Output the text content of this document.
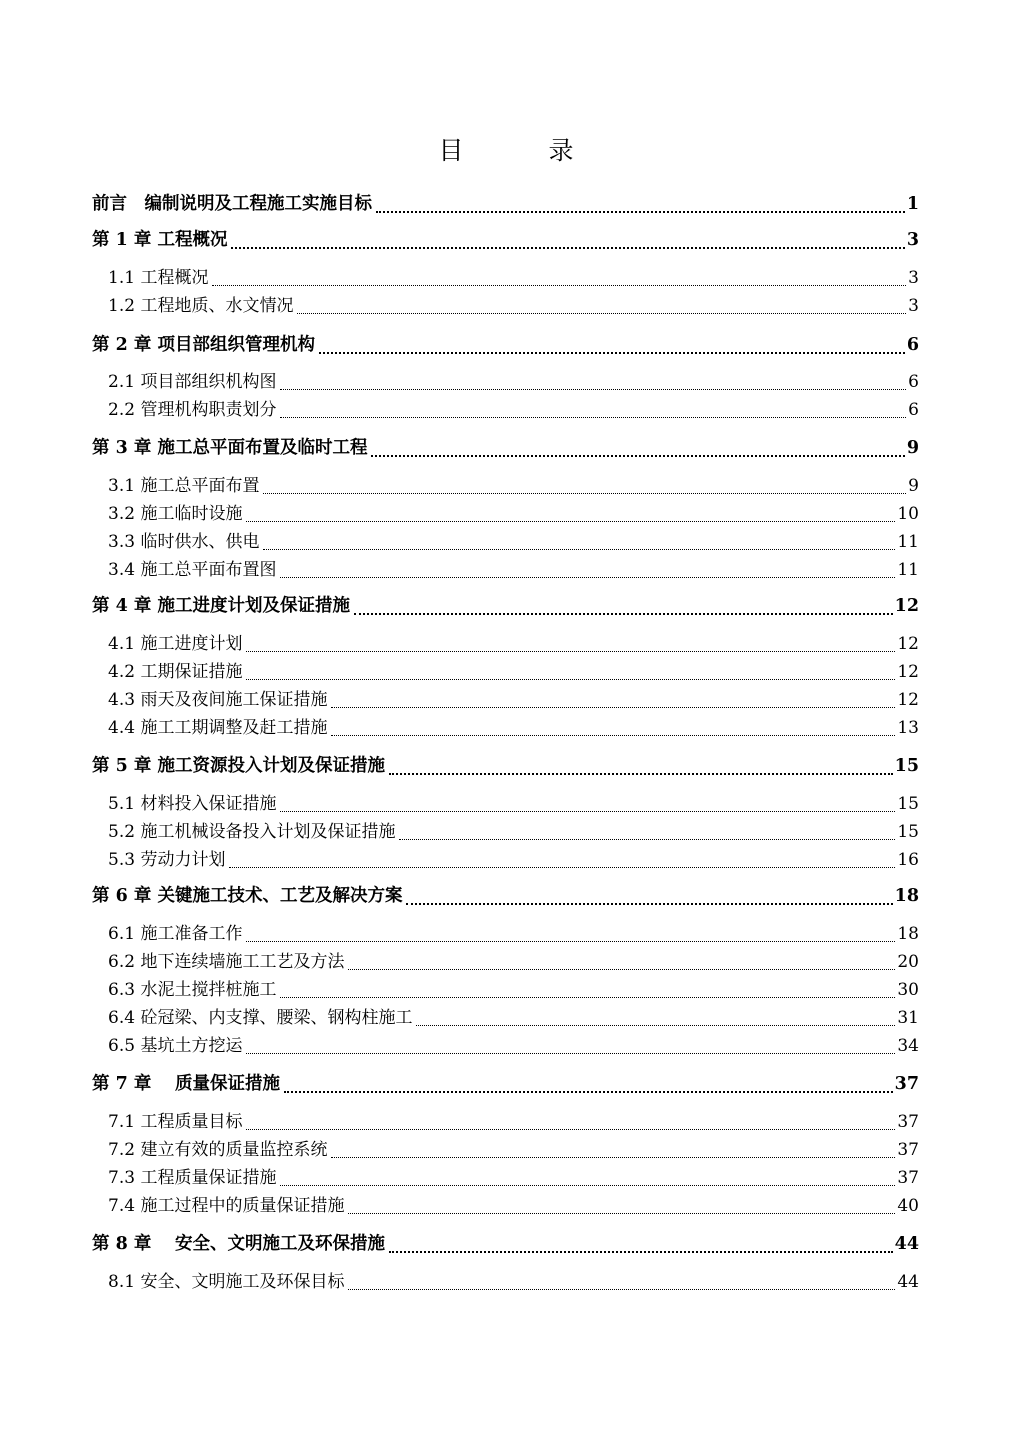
目　录
前言　编制说明及工程施工实施目标	1
第 1 章 工程概况	3
1.1 工程概况	3
1.2 工程地质、水文情况	3
第 2 章 项目部组织管理机构	6
2.1 项目部组织机构图	6
2.2 管理机构职责划分	6
第 3 章 施工总平面布置及临时工程	9
3.1 施工总平面布置	9
3.2 施工临时设施	10
3.3 临时供水、供电	11
3.4 施工总平面布置图	11
第 4 章 施工进度计划及保证措施	12
4.1 施工进度计划	12
4.2 工期保证措施	12
4.3 雨天及夜间施工保证措施	12
4.4 施工工期调整及赶工措施	13
第 5 章 施工资源投入计划及保证措施	15
5.1 材料投入保证措施	15
5.2 施工机械设备投入计划及保证措施	15
5.3 劳动力计划	16
第 6 章 关键施工技术、工艺及解决方案	18
6.1 施工准备工作	18
6.2 地下连续墙施工工艺及方法	20
6.3 水泥土搅拌桩施工	30
6.4 砼冠梁、内支撑、腰梁、钢构柱施工	31
6.5 基坑土方挖运	34
第 7 章　 质量保证措施	37
7.1 工程质量目标	37
7.2 建立有效的质量监控系统	37
7.3 工程质量保证措施	37
7.4 施工过程中的质量保证措施	40
第 8 章　 安全、文明施工及环保措施	44
8.1 安全、文明施工及环保目标	44
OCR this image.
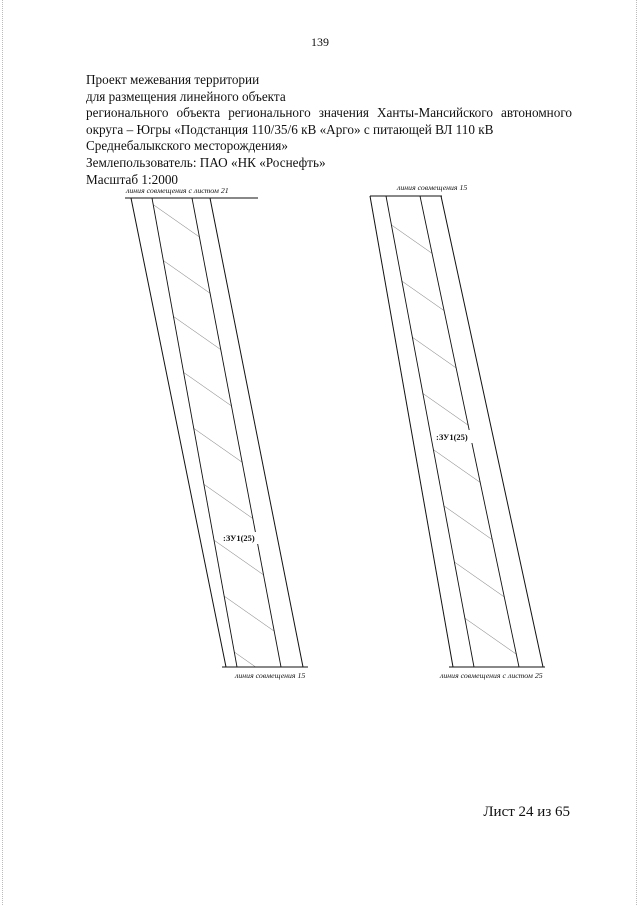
139
Проект межевания территории
для размещения линейного объекта
регионального объекта регионального значения Ханты-Мансийского автономного
округа – Югры «Подстанция 110/35/6 кВ «Арго» с питающей ВЛ 110 кВ
Среднебалыкского месторождения»
Землепользователь: ПАО «НК «Роснефть»
Масштаб 1:2000
линия совмещения с листом 21
:ЗУ1(25)
линия совмещения 15
линия совмещения 15
:ЗУ1(25)
линия совмещения с листом 25
Лист 24 из 65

----------

• **WHAT YOU HAVE TO DO**
Scan the listing above. Collect all lines with the word "this".

• **TASK SOLUTION**
Output the text content of this document.
OCR this image.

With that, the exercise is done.